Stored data

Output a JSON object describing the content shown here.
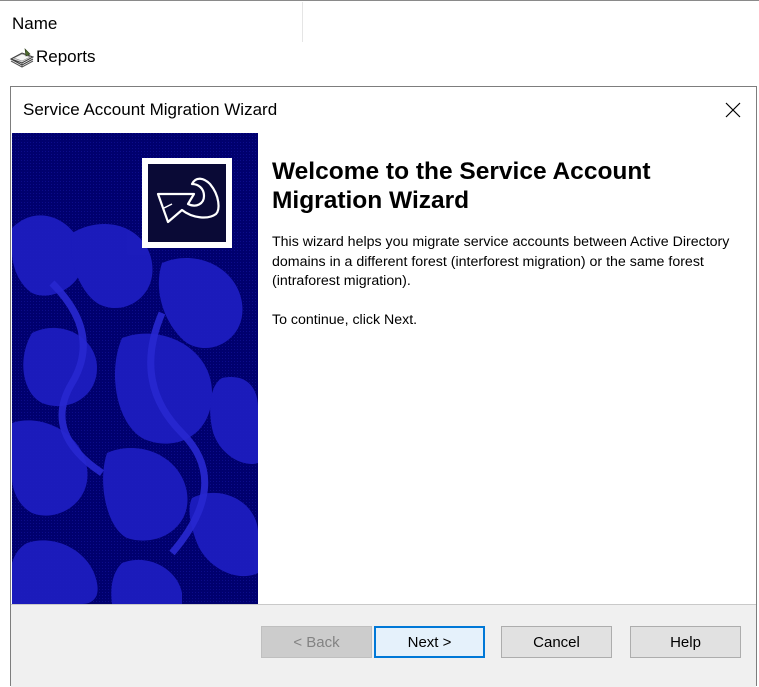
{
  "explorer": {
    "column_header": "Name",
    "rows": [
      {
        "label": "Reports",
        "icon": "reports-book-icon"
      }
    ]
  },
  "dialog": {
    "title": "Service Account Migration Wizard",
    "close_icon": "close-icon",
    "banner_icon": "wizard-arrow-icon",
    "heading": "Welcome to the Service Account Migration Wizard",
    "description": "This wizard helps you migrate service accounts between Active Directory domains in a different forest (interforest migration) or the same forest (intraforest migration).",
    "instruction": "To continue, click Next.",
    "buttons": {
      "back": "< Back",
      "next": "Next >",
      "cancel": "Cancel",
      "help": "Help"
    }
  },
  "colors": {
    "banner_background": "#00006e",
    "banner_pattern": "#1d1dc0",
    "default_button_border": "#0078d7"
  }
}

● **What you will do**:
Copy each line in full and exactly, omitting any picture.

● **Response to this task**:
Output a JSON object describing the content shown here.
{
  "explorer": {
    "column_header": "Name",
    "rows": [
      {
        "label": "Reports",
        "icon": "reports-book-icon"
      }
    ]
  },
  "dialog": {
    "title": "Service Account Migration Wizard",
    "close_icon": "close-icon",
    "banner_icon": "wizard-arrow-icon",
    "heading": "Welcome to the Service Account Migration Wizard",
    "description": "This wizard helps you migrate service accounts between Active Directory domains in a different forest (interforest migration) or the same forest (intraforest migration).",
    "instruction": "To continue, click Next.",
    "buttons": {
      "back": "< Back",
      "next": "Next >",
      "cancel": "Cancel",
      "help": "Help"
    }
  },
  "colors": {
    "banner_background": "#00006e",
    "banner_pattern": "#1d1dc0",
    "default_button_border": "#0078d7"
  }
}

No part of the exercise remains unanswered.